DIRECTIVE: Produce an exact transcription of the listing below, omitting the pictures.

(Data listing)
>>>>>

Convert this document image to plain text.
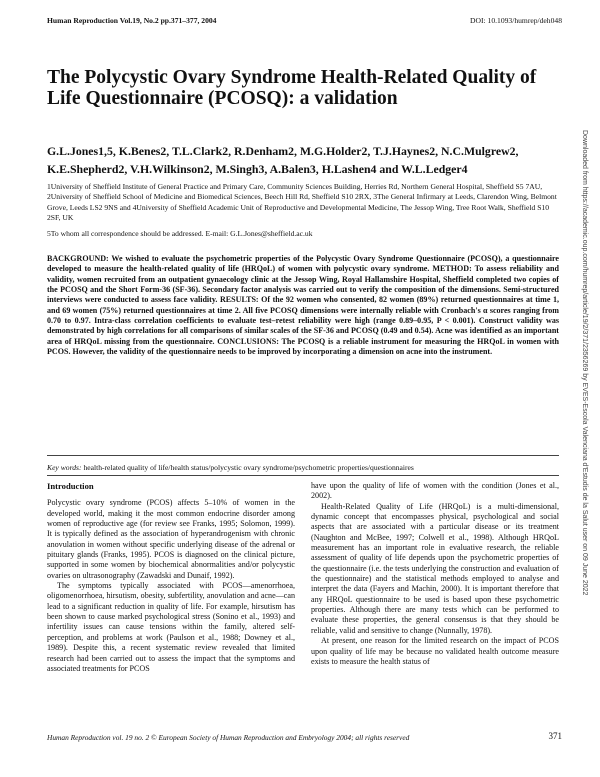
Human Reproduction Vol.19, No.2 pp.371–377, 2004	DOI: 10.1093/humrep/deh048
The Polycystic Ovary Syndrome Health-Related Quality of
Life Questionnaire (PCOSQ): a validation
G.L.Jones1,5, K.Benes2, T.L.Clark2, R.Denham2, M.G.Holder2, T.J.Haynes2, N.C.Mulgrew2,
K.E.Shepherd2, V.H.Wilkinson2, M.Singh3, A.Balen3, H.Lashen4 and W.L.Ledger4
1University of Sheffield Institute of General Practice and Primary Care, Community Sciences Building, Herries Rd, Northern General Hospital, Sheffield S5 7AU, 2University of Sheffield School of Medicine and Biomedical Sciences, Beech Hill Rd, Sheffield S10 2RX, 3The General Infirmary at Leeds, Clarendon Wing, Belmont Grove, Leeds LS2 9NS and 4University of Sheffield Academic Unit of Reproductive and Developmental Medicine, The Jessop Wing, Tree Root Walk, Sheffield S10 2SF, UK
5To whom all correspondence should be addressed. E-mail: G.L.Jones@sheffield.ac.uk
BACKGROUND: We wished to evaluate the psychometric properties of the Polycystic Ovary Syndrome Questionnaire (PCOSQ), a questionnaire developed to measure the health-related quality of life (HRQoL) of women with polycystic ovary syndrome. METHOD: To assess reliability and validity, women recruited from an outpatient gynaecology clinic at the Jessop Wing, Royal Hallamshire Hospital, Sheffield completed two copies of the PCOSQ and the Short Form-36 (SF-36). Secondary factor analysis was carried out to verify the composition of the dimensions. Semi-structured interviews were conducted to assess face validity. RESULTS: Of the 92 women who consented, 82 women (89%) returned questionnaires at time 1, and 69 women (75%) returned questionnaires at time 2. All five PCOSQ dimensions were internally reliable with Cronbach's α scores ranging from 0.70 to 0.97. Intra-class correlation coefficients to evaluate test–retest reliability were high (range 0.89–0.95, P < 0.001). Construct validity was demonstrated by high correlations for all comparisons of similar scales of the SF-36 and PCOSQ (0.49 and 0.54). Acne was identified as an important area of HRQoL missing from the questionnaire. CONCLUSIONS: The PCOSQ is a reliable instrument for measuring the HRQoL in women with PCOS. However, the validity of the questionnaire needs to be improved by incorporating a dimension on acne into the instrument.
Key words: health-related quality of life/health status/polycystic ovary syndrome/psychometric properties/questionnaires
Introduction

Polycystic ovary syndrome (PCOS) affects 5–10% of women in the developed world, making it the most common endocrine disorder among women of reproductive age (for review see Franks, 1995; Solomon, 1999). It is typically defined as the association of hyperandrogenism with chronic anovulation in women without specific underlying disease of the adrenal or pituitary glands (Franks, 1995). PCOS is diagnosed on the clinical picture, supported in some women by biochemical abnormalities and/or polycystic ovaries on ultrasonography (Zawadski and Dunaif, 1992).

The symptoms typically associated with PCOS—amenorrhoea, oligomenorrhoea, hirsutism, obesity, subfertility, anovulation and acne—can lead to a significant reduction in quality of life. For example, hirsutism has been shown to cause marked psychological stress (Sonino et al., 1993) and infertility issues can cause tensions within the family, altered self-perception, and problems at work (Paulson et al., 1988; Downey et al., 1989). Despite this, a recent systematic review revealed that limited research had been carried out to assess the impact that the symptoms and associated treatments for PCOS

have upon the quality of life of women with the condition (Jones et al., 2002).

Health-Related Quality of Life (HRQoL) is a multi-dimensional, dynamic concept that encompasses physical, psychological and social aspects that are associated with a particular disease or its treatment (Naughton and McBee, 1997; Colwell et al., 1998). Although HRQoL measurement has an important role in evaluative research, the reliable assessment of quality of life depends upon the psychometric properties of the questionnaire (i.e. the tests underlying the construction and evaluation of the questionnaire) and the statistical methods employed to analyse and interpret the data (Fayers and Machin, 2000). It is important therefore that any HRQoL questionnaire to be used is based upon these psychometric properties. Although there are many tests which can be performed to evaluate these properties, the general consensus is that they should be reliable, valid and sensitive to change (Nunnally, 1978).

At present, one reason for the limited research on the impact of PCOS upon quality of life may be because no validated health outcome measure exists to measure the health status of

Human Reproduction vol. 19 no. 2 © European Society of Human Reproduction and Embryology 2004; all rights reserved	371
Downloaded from https://academic.oup.com/humrep/article/19/2/371/2356269 by EVES-Escola Valenciana d'Estudis de la Salut user on 09 June 2022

<<<<<

RESULT:
Convert this document image to plain text.
Human Reproduction Vol.19, No.2 pp.371–377, 2004	DOI: 10.1093/humrep/deh048
The Polycystic Ovary Syndrome Health-Related Quality of
Life Questionnaire (PCOSQ): a validation
G.L.Jones1,5, K.Benes2, T.L.Clark2, R.Denham2, M.G.Holder2, T.J.Haynes2, N.C.Mulgrew2,
K.E.Shepherd2, V.H.Wilkinson2, M.Singh3, A.Balen3, H.Lashen4 and W.L.Ledger4
1University of Sheffield Institute of General Practice and Primary Care, Community Sciences Building, Herries Rd, Northern General Hospital, Sheffield S5 7AU, 2University of Sheffield School of Medicine and Biomedical Sciences, Beech Hill Rd, Sheffield S10 2RX, 3The General Infirmary at Leeds, Clarendon Wing, Belmont Grove, Leeds LS2 9NS and 4University of Sheffield Academic Unit of Reproductive and Developmental Medicine, The Jessop Wing, Tree Root Walk, Sheffield S10 2SF, UK
5To whom all correspondence should be addressed. E-mail: G.L.Jones@sheffield.ac.uk
BACKGROUND: We wished to evaluate the psychometric properties of the Polycystic Ovary Syndrome Questionnaire (PCOSQ), a questionnaire developed to measure the health-related quality of life (HRQoL) of women with polycystic ovary syndrome. METHOD: To assess reliability and validity, women recruited from an outpatient gynaecology clinic at the Jessop Wing, Royal Hallamshire Hospital, Sheffield completed two copies of the PCOSQ and the Short Form-36 (SF-36). Secondary factor analysis was carried out to verify the composition of the dimensions. Semi-structured interviews were conducted to assess face validity. RESULTS: Of the 92 women who consented, 82 women (89%) returned questionnaires at time 1, and 69 women (75%) returned questionnaires at time 2. All five PCOSQ dimensions were internally reliable with Cronbach's α scores ranging from 0.70 to 0.97. Intra-class correlation coefficients to evaluate test–retest reliability were high (range 0.89–0.95, P < 0.001). Construct validity was demonstrated by high correlations for all comparisons of similar scales of the SF-36 and PCOSQ (0.49 and 0.54). Acne was identified as an important area of HRQoL missing from the questionnaire. CONCLUSIONS: The PCOSQ is a reliable instrument for measuring the HRQoL in women with PCOS. However, the validity of the questionnaire needs to be improved by incorporating a dimension on acne into the instrument.
Key words: health-related quality of life/health status/polycystic ovary syndrome/psychometric properties/questionnaires
Introduction

Polycystic ovary syndrome (PCOS) affects 5–10% of women in the developed world, making it the most common endocrine disorder among women of reproductive age (for review see Franks, 1995; Solomon, 1999). It is typically defined as the association of hyperandrogenism with chronic anovulation in women without specific underlying disease of the adrenal or pituitary glands (Franks, 1995). PCOS is diagnosed on the clinical picture, supported in some women by biochemical abnormalities and/or polycystic ovaries on ultrasonography (Zawadski and Dunaif, 1992).

The symptoms typically associated with PCOS—amenorrhoea, oligomenorrhoea, hirsutism, obesity, subfertility, anovulation and acne—can lead to a significant reduction in quality of life. For example, hirsutism has been shown to cause marked psychological stress (Sonino et al., 1993) and infertility issues can cause tensions within the family, altered self-perception, and problems at work (Paulson et al., 1988; Downey et al., 1989). Despite this, a recent systematic review revealed that limited research had been carried out to assess the impact that the symptoms and associated treatments for PCOS

have upon the quality of life of women with the condition (Jones et al., 2002).

Health-Related Quality of Life (HRQoL) is a multi-dimensional, dynamic concept that encompasses physical, psychological and social aspects that are associated with a particular disease or its treatment (Naughton and McBee, 1997; Colwell et al., 1998). Although HRQoL measurement has an important role in evaluative research, the reliable assessment of quality of life depends upon the psychometric properties of the questionnaire (i.e. the tests underlying the construction and evaluation of the questionnaire) and the statistical methods employed to analyse and interpret the data (Fayers and Machin, 2000). It is important therefore that any HRQoL questionnaire to be used is based upon these psychometric properties. Although there are many tests which can be performed to evaluate these properties, the general consensus is that they should be reliable, valid and sensitive to change (Nunnally, 1978).

At present, one reason for the limited research on the impact of PCOS upon quality of life may be because no validated health outcome measure exists to measure the health status of

Human Reproduction vol. 19 no. 2 © European Society of Human Reproduction and Embryology 2004; all rights reserved	371
Downloaded from https://academic.oup.com/humrep/article/19/2/371/2356269 by EVES-Escola Valenciana d'Estudis de la Salut user on 09 June 2022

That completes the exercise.